[[ TEXT SHOWN open ]]
If you were bitten by a dog while strolling down the public sidewalk in Tennessee, you may be able to file a strict liability claim against the owner. Dog bites can cause serious injuries, such as lacerations and infections, and intense pain (not to mention mental anguish). These injuries can lead to steep medical bills and lost wages, which is why you'd want to consider filing a claim against the dog's owner in such situations. The following sections summarize Tennessee's dog bite laws and how they establish liability.

Tennessee Dog Bite Laws: Liability and Negligence

Tennessee law is unique in that it provides for both strict liability and a "one-bite" rule for dog bite injuries, depending on the specifics of the incident. Generally, strict liability applies to situations where the plaintiff was injured by a dog in a public place or private place (assuming they have permission). The "one bite" rule applies in other private places where the dog's owner has permission to be. This can sometimes create confusion, which is why it's a good idea to consult with an attorney before filing a dog bite claim in the state.

Tennessee Dog Bite Laws at a Glance

The last thing you have the patience for when dealing with a dog bite injury is deciphering complex "legalese" into language that makes sense. So, we've done that for you with the following "plain English" summary of Virginia's dog bite laws.


Tennessee Code: Title 44, Section 8-413

"One Bite" Rule for Dog Bites

In order to file a claim for a dog bite or other dog-related injury, the plaintiff must prove that the owner knew (or reasonably should have known) that the dog would act aggressively. This is typically established after the "first bite" (i.e. the dog's owner is put "on notice" at that point).

Tennessee's "one bite" rule applies to people who are on a farm, private residence, or other non-commercial property that the dog's owner rents, leases, or occupies with permission.
[[ TEXT SHOWN closed ]]
[[ EXTRACTED RECORDS open ]]
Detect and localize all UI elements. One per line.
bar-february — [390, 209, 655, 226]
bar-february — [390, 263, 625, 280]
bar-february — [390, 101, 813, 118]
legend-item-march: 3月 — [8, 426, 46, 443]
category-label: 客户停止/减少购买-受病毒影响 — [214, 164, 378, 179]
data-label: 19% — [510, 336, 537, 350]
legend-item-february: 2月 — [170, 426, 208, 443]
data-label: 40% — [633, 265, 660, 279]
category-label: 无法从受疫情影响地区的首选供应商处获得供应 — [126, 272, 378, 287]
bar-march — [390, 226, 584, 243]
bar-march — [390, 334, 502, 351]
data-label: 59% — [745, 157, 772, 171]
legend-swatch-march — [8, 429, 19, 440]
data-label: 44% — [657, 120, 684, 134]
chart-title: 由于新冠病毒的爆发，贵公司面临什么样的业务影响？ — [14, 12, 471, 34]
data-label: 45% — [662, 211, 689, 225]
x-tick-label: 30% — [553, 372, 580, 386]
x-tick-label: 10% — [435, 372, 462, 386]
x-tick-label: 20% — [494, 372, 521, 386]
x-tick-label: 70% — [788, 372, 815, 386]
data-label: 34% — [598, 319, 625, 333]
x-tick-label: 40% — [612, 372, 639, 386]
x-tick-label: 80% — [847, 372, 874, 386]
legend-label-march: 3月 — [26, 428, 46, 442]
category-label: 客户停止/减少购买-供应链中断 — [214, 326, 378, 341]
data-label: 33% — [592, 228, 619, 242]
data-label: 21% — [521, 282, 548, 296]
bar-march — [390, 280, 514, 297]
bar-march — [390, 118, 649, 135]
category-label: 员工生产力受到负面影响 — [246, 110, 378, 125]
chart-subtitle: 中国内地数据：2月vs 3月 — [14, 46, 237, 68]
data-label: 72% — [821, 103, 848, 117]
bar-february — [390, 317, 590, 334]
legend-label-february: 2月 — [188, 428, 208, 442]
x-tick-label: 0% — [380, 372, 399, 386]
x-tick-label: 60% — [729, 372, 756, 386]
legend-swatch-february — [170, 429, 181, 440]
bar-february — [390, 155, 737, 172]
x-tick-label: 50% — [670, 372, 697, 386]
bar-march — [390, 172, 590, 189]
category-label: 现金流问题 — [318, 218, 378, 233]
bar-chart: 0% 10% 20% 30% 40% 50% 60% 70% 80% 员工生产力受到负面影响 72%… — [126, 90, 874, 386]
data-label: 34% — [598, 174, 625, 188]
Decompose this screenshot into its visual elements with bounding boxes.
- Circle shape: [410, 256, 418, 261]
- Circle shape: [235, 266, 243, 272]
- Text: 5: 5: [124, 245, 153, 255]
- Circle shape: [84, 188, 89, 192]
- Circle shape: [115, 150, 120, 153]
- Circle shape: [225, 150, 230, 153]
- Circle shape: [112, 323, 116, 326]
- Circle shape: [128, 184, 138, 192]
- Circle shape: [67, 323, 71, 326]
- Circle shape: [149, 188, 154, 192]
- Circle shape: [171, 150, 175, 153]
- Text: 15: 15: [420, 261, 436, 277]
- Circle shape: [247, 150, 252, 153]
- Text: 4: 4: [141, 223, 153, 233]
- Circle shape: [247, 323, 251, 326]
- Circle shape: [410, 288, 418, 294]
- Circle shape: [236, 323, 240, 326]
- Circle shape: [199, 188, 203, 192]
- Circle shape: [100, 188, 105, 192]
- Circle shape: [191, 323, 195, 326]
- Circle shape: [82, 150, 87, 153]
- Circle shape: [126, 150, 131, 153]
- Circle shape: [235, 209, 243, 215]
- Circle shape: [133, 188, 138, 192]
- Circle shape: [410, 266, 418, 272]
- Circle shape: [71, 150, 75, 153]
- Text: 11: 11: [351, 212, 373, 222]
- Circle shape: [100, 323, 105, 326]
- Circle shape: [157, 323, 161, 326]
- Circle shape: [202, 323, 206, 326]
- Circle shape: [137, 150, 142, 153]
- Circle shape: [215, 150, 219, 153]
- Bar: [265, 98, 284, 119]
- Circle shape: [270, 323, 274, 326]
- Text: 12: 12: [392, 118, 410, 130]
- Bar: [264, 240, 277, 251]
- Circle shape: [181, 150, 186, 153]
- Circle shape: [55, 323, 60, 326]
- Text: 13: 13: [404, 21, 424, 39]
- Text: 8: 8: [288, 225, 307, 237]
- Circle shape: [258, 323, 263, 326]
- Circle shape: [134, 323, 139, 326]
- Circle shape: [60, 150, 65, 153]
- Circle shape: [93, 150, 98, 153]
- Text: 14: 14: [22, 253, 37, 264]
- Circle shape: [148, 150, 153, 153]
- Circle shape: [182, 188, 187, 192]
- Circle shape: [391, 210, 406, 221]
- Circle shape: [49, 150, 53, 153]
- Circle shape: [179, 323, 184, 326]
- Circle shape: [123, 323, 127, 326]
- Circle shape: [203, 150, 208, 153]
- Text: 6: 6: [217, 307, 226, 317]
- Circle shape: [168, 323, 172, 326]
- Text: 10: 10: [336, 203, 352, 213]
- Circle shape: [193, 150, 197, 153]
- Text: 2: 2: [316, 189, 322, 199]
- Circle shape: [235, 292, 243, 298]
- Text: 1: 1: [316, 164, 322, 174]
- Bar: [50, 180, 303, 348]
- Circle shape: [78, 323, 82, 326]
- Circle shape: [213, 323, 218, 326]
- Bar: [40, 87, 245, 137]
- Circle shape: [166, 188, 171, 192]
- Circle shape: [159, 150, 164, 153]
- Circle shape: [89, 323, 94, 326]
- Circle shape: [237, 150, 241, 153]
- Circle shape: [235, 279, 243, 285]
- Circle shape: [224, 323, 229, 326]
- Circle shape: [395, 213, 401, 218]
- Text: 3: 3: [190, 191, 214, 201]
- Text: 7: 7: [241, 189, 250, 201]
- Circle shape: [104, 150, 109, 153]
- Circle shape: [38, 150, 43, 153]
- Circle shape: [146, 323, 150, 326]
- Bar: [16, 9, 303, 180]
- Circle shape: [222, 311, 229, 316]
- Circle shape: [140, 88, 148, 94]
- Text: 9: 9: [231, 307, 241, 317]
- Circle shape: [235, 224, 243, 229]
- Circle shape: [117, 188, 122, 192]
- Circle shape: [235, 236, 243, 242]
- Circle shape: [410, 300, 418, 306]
[[ EXTRACTED RECORDS closed ]]
EXERCISE INSTRUCTIONS - Quote the Tennessee dog bite law text above in full, word for word.

ANSWER AREA -
If you were bitten by a dog while strolling down the public sidewalk in Tennessee, you may be able to file a strict liability claim against the owner. Dog bites can cause serious injuries, such as lacerations and infections, and intense pain (not to mention mental anguish). These injuries can lead to steep medical bills and lost wages, which is why you'd want to consider filing a claim against the dog's owner in such situations. The following sections summarize Tennessee's dog bite laws and how they establish liability.

Tennessee Dog Bite Laws: Liability and Negligence

Tennessee law is unique in that it provides for both strict liability and a "one-bite" rule for dog bite injuries, depending on the specifics of the incident. Generally, strict liability applies to situations where the plaintiff was injured by a dog in a public place or private place (assuming they have permission). The "one bite" rule applies in other private places where the dog's owner has permission to be. This can sometimes create confusion, which is why it's a good idea to consult with an attorney before filing a dog bite claim in the state.

Tennessee Dog Bite Laws at a Glance

The last thing you have the patience for when dealing with a dog bite injury is deciphering complex "legalese" into language that makes sense. So, we've done that for you with the following "plain English" summary of Virginia's dog bite laws.


Tennessee Code: Title 44, Section 8-413

"One Bite" Rule for Dog Bites

In order to file a claim for a dog bite or other dog-related injury, the plaintiff must prove that the owner knew (or reasonably should have known) that the dog would act aggressively. This is typically established after the "first bite" (i.e. the dog's owner is put "on notice" at that point).

Tennessee's "one bite" rule applies to people who are on a farm, private residence, or other non-commercial property that the dog's owner rents, leases, or occupies with permission.